Look through the data below. Pick out the lines holding the string "Enumerate".

_____

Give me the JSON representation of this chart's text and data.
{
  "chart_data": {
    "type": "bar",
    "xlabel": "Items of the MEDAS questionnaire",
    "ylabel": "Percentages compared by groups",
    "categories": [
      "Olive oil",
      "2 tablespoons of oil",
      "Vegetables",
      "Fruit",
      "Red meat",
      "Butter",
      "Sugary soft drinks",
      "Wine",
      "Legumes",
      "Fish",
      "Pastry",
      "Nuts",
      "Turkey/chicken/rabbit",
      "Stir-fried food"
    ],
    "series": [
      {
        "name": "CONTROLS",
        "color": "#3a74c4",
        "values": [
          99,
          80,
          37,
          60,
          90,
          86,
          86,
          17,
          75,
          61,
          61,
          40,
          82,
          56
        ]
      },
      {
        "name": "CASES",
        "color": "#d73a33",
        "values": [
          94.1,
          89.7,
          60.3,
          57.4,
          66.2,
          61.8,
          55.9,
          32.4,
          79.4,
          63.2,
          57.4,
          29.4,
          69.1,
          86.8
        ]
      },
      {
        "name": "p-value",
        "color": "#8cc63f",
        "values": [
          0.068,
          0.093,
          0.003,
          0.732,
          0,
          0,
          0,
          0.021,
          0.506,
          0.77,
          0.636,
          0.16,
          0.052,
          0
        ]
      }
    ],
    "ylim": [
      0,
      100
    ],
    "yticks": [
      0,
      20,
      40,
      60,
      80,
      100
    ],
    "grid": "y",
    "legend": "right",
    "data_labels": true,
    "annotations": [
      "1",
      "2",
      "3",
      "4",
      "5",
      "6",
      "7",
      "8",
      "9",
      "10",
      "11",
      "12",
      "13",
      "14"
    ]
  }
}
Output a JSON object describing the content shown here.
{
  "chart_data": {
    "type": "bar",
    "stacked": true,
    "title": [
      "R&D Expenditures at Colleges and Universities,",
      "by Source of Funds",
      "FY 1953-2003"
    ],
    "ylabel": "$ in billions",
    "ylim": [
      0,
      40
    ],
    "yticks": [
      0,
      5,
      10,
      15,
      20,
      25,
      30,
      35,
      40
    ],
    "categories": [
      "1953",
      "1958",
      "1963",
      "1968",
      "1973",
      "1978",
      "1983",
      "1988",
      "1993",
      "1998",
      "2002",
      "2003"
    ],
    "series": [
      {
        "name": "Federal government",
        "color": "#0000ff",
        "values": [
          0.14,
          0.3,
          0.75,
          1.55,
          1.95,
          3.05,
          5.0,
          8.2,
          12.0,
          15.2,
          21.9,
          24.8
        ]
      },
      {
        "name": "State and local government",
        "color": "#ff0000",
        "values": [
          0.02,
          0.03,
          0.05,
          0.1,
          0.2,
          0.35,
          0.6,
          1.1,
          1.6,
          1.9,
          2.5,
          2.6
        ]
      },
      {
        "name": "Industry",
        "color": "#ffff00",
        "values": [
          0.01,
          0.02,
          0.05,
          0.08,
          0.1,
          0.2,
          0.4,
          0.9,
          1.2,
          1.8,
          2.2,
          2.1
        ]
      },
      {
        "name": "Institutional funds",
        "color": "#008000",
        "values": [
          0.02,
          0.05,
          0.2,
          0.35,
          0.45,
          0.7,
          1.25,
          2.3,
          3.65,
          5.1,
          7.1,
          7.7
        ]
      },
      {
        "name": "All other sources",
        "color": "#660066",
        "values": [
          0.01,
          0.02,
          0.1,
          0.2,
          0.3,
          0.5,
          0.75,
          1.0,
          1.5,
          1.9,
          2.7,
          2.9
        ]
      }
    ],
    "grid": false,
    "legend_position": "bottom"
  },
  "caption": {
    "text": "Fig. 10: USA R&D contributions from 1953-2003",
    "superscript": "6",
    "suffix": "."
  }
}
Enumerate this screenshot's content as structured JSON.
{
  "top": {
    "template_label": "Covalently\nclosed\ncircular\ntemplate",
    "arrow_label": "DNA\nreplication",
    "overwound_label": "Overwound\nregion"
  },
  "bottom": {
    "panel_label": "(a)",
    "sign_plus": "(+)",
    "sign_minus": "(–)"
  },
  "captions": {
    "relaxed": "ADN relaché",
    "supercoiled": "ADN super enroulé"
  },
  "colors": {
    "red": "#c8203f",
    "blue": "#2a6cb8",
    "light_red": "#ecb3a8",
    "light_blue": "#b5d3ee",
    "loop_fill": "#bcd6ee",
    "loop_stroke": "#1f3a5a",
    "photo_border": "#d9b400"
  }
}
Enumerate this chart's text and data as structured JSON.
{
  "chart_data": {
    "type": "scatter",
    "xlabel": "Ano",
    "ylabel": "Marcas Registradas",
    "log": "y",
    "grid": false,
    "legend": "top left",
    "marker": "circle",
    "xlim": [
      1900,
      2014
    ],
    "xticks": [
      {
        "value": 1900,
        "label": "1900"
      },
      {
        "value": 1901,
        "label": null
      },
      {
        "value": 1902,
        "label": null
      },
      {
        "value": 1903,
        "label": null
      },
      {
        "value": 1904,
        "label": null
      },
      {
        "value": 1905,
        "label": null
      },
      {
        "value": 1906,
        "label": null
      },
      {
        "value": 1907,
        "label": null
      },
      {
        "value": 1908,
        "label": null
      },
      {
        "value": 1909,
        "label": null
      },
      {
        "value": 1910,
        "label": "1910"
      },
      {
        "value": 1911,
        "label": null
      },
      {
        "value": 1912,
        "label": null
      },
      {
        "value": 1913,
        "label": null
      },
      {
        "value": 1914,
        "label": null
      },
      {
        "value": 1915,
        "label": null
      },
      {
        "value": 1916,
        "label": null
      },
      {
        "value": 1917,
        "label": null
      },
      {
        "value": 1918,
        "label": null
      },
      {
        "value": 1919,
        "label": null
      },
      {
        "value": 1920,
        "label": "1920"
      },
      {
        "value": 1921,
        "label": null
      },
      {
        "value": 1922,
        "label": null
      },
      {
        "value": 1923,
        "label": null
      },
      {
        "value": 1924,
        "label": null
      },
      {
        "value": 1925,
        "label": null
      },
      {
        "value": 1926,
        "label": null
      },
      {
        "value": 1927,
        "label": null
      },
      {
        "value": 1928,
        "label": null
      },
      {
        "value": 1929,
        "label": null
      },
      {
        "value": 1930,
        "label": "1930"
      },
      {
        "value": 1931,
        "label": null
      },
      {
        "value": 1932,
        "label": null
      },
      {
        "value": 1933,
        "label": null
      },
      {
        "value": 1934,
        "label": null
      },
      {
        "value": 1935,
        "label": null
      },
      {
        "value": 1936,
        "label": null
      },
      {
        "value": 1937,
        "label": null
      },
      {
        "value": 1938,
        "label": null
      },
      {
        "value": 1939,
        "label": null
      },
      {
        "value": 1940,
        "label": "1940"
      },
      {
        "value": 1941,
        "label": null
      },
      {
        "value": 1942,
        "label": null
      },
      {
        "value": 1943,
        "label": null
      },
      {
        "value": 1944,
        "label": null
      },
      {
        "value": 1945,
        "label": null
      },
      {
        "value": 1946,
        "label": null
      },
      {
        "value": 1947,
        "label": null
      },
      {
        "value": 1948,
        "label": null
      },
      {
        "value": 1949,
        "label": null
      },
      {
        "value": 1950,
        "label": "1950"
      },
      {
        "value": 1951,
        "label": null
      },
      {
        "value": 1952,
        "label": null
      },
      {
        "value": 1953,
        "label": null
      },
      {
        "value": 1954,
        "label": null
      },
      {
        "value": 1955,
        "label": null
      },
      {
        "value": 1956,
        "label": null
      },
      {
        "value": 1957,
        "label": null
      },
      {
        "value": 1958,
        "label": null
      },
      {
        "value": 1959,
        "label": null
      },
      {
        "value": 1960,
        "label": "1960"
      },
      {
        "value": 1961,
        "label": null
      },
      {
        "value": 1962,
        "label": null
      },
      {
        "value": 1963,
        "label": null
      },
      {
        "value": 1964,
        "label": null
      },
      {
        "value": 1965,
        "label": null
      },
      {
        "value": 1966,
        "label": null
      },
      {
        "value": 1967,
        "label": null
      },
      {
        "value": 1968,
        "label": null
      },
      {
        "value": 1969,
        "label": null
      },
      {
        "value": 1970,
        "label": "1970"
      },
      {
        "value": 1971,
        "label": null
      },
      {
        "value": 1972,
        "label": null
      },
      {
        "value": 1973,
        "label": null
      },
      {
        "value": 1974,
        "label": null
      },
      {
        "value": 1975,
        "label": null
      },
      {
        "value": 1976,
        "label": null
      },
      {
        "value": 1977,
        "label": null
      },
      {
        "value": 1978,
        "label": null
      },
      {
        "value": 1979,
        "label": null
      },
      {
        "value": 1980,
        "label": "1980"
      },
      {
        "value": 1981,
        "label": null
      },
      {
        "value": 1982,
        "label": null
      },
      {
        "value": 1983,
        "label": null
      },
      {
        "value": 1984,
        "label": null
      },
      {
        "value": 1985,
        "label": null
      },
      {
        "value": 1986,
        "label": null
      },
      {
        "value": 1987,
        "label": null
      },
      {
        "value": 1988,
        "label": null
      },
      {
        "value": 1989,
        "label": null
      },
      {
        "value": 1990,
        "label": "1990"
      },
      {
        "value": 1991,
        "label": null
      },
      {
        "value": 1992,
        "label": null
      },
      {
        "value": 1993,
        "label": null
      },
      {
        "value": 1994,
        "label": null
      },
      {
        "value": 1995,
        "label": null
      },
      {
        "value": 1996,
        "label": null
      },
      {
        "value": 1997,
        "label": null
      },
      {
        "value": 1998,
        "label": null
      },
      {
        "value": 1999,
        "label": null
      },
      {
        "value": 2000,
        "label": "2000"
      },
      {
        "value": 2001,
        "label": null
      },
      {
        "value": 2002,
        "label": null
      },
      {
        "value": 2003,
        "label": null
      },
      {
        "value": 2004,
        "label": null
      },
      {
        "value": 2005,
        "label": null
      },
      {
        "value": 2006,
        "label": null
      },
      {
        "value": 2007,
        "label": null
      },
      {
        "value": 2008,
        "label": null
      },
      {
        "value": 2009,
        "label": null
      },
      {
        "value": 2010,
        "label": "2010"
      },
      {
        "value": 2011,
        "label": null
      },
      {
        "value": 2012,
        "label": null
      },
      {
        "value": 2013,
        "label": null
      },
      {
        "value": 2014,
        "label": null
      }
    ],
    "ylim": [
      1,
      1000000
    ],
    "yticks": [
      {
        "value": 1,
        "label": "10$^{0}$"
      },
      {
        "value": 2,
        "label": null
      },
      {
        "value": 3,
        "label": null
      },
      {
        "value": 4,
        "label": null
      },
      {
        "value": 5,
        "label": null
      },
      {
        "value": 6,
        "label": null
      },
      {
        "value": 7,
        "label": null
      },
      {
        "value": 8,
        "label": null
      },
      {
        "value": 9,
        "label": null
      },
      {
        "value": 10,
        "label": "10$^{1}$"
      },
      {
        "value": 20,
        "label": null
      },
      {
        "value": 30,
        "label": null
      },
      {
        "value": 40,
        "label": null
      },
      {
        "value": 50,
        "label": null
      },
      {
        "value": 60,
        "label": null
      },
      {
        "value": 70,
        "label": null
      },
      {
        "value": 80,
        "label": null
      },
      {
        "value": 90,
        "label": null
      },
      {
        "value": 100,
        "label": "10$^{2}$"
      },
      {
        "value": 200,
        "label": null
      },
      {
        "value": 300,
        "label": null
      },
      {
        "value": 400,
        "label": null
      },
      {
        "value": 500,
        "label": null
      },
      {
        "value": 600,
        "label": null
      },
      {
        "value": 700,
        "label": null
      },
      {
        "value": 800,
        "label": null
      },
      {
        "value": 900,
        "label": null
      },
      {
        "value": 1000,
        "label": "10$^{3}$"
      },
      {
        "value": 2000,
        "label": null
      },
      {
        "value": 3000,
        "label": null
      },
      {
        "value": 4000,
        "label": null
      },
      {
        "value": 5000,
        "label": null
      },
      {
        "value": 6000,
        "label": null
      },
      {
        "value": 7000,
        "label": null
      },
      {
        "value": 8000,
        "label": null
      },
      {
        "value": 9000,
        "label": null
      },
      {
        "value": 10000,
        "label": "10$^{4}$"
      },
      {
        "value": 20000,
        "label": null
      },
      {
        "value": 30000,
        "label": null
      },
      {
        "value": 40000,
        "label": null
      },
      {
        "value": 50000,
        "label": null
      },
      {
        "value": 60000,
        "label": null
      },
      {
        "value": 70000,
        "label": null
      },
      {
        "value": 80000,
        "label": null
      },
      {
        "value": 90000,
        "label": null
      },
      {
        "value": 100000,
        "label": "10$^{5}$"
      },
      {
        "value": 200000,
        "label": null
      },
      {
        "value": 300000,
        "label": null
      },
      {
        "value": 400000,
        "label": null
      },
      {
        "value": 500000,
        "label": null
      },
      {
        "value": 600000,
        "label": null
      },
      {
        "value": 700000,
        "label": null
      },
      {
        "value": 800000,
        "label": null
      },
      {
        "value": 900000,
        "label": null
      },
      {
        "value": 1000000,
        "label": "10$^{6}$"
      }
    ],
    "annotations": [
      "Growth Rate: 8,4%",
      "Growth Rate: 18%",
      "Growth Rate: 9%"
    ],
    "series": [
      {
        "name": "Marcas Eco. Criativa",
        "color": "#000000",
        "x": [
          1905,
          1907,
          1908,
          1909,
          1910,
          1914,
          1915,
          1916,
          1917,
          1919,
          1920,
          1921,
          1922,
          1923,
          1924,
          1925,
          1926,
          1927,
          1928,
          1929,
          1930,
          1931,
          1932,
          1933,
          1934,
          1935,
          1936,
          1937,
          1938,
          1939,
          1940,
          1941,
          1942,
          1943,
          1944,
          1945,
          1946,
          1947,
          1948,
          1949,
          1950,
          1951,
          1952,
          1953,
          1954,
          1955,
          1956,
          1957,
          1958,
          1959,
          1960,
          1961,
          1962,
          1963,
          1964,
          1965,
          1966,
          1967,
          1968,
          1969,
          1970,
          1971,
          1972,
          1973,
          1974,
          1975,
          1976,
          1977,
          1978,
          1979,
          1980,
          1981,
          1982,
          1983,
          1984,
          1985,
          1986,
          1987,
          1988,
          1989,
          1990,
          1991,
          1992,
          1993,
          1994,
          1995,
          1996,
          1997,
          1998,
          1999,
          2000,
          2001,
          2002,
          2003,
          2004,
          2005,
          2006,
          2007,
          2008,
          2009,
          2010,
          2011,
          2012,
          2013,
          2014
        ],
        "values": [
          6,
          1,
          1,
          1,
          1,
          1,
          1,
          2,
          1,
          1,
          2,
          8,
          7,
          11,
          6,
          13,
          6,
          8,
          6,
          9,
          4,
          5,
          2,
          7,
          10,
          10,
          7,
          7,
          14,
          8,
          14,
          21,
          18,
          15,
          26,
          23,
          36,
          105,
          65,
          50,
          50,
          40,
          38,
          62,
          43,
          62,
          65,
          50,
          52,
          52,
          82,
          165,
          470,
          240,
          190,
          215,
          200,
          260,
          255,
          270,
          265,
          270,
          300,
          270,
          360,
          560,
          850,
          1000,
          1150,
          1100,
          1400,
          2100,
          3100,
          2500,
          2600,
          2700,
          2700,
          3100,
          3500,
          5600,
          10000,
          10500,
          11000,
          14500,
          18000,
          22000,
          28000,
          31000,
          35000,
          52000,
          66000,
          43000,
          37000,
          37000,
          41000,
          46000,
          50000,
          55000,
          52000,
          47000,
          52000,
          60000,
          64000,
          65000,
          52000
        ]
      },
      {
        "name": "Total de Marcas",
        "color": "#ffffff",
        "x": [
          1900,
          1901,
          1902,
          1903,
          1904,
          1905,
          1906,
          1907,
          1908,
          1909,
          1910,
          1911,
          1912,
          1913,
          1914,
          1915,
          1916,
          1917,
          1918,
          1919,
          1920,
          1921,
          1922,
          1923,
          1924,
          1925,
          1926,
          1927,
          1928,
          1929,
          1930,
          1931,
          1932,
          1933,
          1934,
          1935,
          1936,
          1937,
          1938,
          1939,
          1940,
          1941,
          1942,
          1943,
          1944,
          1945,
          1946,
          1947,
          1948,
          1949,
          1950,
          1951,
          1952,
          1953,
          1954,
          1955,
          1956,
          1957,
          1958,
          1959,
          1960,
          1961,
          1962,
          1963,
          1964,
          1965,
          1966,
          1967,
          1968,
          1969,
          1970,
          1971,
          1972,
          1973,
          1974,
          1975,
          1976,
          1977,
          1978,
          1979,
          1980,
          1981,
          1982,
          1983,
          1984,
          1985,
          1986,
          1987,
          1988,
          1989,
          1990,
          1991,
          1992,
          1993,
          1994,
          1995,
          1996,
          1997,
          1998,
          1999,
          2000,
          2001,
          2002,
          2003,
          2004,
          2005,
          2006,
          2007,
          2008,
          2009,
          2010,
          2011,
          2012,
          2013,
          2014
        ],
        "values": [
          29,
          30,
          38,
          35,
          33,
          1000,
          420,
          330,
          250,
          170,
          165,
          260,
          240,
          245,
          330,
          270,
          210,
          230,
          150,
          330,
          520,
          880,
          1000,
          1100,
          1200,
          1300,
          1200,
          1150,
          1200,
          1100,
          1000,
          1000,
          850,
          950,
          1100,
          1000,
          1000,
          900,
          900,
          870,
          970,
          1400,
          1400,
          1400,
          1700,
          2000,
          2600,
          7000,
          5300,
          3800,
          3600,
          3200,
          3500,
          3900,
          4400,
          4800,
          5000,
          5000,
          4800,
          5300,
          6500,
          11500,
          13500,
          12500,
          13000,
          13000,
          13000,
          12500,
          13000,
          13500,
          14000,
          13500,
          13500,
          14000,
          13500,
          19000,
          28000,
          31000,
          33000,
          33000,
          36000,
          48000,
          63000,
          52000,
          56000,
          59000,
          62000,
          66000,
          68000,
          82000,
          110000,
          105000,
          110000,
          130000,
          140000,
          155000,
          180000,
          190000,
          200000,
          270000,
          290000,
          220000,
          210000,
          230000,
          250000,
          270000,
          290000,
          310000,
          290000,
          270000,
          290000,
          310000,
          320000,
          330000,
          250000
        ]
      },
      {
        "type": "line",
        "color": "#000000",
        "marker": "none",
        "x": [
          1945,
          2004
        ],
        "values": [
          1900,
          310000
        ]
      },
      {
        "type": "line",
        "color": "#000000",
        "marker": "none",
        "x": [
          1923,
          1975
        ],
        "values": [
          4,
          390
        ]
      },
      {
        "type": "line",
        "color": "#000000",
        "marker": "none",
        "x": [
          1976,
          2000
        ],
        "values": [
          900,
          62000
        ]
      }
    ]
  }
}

_____

▸ **Written response**
Enumerate this screenshot's content as structured JSON.
Enumerate this chart's text and data as structured JSON.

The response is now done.